Short problem:
Please restate the following records word for word.
======== The records ========
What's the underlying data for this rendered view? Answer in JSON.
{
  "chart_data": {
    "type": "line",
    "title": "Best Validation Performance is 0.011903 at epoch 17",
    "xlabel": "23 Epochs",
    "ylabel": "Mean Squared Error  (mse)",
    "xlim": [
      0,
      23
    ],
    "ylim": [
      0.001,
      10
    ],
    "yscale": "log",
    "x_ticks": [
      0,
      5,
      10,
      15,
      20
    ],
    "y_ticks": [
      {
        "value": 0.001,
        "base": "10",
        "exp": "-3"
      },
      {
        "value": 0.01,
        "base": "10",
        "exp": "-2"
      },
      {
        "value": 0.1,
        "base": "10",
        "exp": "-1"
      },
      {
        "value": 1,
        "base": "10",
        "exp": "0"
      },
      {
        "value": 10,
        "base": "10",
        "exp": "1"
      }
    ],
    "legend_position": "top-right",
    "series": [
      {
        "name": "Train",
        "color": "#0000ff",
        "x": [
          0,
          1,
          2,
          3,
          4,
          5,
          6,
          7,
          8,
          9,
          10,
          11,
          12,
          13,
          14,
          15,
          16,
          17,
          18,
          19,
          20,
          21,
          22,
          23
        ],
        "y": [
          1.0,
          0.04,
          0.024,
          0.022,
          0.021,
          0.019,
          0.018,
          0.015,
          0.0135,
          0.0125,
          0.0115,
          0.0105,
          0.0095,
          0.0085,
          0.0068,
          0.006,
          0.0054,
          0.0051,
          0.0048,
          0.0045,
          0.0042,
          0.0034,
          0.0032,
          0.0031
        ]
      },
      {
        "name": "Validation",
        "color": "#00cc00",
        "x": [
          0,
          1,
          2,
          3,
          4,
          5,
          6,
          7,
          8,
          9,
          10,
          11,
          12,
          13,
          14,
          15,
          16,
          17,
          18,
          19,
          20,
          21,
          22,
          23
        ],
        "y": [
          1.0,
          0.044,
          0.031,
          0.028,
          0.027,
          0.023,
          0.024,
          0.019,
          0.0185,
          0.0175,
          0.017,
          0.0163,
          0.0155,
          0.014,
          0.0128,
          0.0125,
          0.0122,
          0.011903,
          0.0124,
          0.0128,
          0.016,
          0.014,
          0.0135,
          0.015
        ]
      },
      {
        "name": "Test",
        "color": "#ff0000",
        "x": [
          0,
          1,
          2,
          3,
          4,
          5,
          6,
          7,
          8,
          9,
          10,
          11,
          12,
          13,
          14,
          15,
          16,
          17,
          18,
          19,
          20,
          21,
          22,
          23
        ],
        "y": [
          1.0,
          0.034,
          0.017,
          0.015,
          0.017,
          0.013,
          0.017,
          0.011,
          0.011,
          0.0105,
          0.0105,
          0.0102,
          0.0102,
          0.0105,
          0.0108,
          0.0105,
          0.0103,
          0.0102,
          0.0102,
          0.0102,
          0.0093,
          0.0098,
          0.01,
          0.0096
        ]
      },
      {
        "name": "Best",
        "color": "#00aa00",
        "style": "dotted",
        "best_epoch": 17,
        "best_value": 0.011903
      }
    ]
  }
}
========
Written response:
What's the underlying data for this rendered view? Answer in JSON.
{
  "chart_data": {
    "type": "line",
    "title": "Best Validation Performance is 0.011903 at epoch 17",
    "xlabel": "23 Epochs",
    "ylabel": "Mean Squared Error  (mse)",
    "xlim": [
      0,
      23
    ],
    "ylim": [
      0.001,
      10
    ],
    "yscale": "log",
    "x_ticks": [
      0,
      5,
      10,
      15,
      20
    ],
    "y_ticks": [
      {
        "value": 0.001,
        "base": "10",
        "exp": "-3"
      },
      {
        "value": 0.01,
        "base": "10",
        "exp": "-2"
      },
      {
        "value": 0.1,
        "base": "10",
        "exp": "-1"
      },
      {
        "value": 1,
        "base": "10",
        "exp": "0"
      },
      {
        "value": 10,
        "base": "10",
        "exp": "1"
      }
    ],
    "legend_position": "top-right",
    "series": [
      {
        "name": "Train",
        "color": "#0000ff",
        "x": [
          0,
          1,
          2,
          3,
          4,
          5,
          6,
          7,
          8,
          9,
          10,
          11,
          12,
          13,
          14,
          15,
          16,
          17,
          18,
          19,
          20,
          21,
          22,
          23
        ],
        "y": [
          1.0,
          0.04,
          0.024,
          0.022,
          0.021,
          0.019,
          0.018,
          0.015,
          0.0135,
          0.0125,
          0.0115,
          0.0105,
          0.0095,
          0.0085,
          0.0068,
          0.006,
          0.0054,
          0.0051,
          0.0048,
          0.0045,
          0.0042,
          0.0034,
          0.0032,
          0.0031
        ]
      },
      {
        "name": "Validation",
        "color": "#00cc00",
        "x": [
          0,
          1,
          2,
          3,
          4,
          5,
          6,
          7,
          8,
          9,
          10,
          11,
          12,
          13,
          14,
          15,
          16,
          17,
          18,
          19,
          20,
          21,
          22,
          23
        ],
        "y": [
          1.0,
          0.044,
          0.031,
          0.028,
          0.027,
          0.023,
          0.024,
          0.019,
          0.0185,
          0.0175,
          0.017,
          0.0163,
          0.0155,
          0.014,
          0.0128,
          0.0125,
          0.0122,
          0.011903,
          0.0124,
          0.0128,
          0.016,
          0.014,
          0.0135,
          0.015
        ]
      },
      {
        "name": "Test",
        "color": "#ff0000",
        "x": [
          0,
          1,
          2,
          3,
          4,
          5,
          6,
          7,
          8,
          9,
          10,
          11,
          12,
          13,
          14,
          15,
          16,
          17,
          18,
          19,
          20,
          21,
          22,
          23
        ],
        "y": [
          1.0,
          0.034,
          0.017,
          0.015,
          0.017,
          0.013,
          0.017,
          0.011,
          0.011,
          0.0105,
          0.0105,
          0.0102,
          0.0102,
          0.0105,
          0.0108,
          0.0105,
          0.0103,
          0.0102,
          0.0102,
          0.0102,
          0.0093,
          0.0098,
          0.01,
          0.0096
        ]
      },
      {
        "name": "Best",
        "color": "#00aa00",
        "style": "dotted",
        "best_epoch": 17,
        "best_value": 0.011903
      }
    ]
  }
}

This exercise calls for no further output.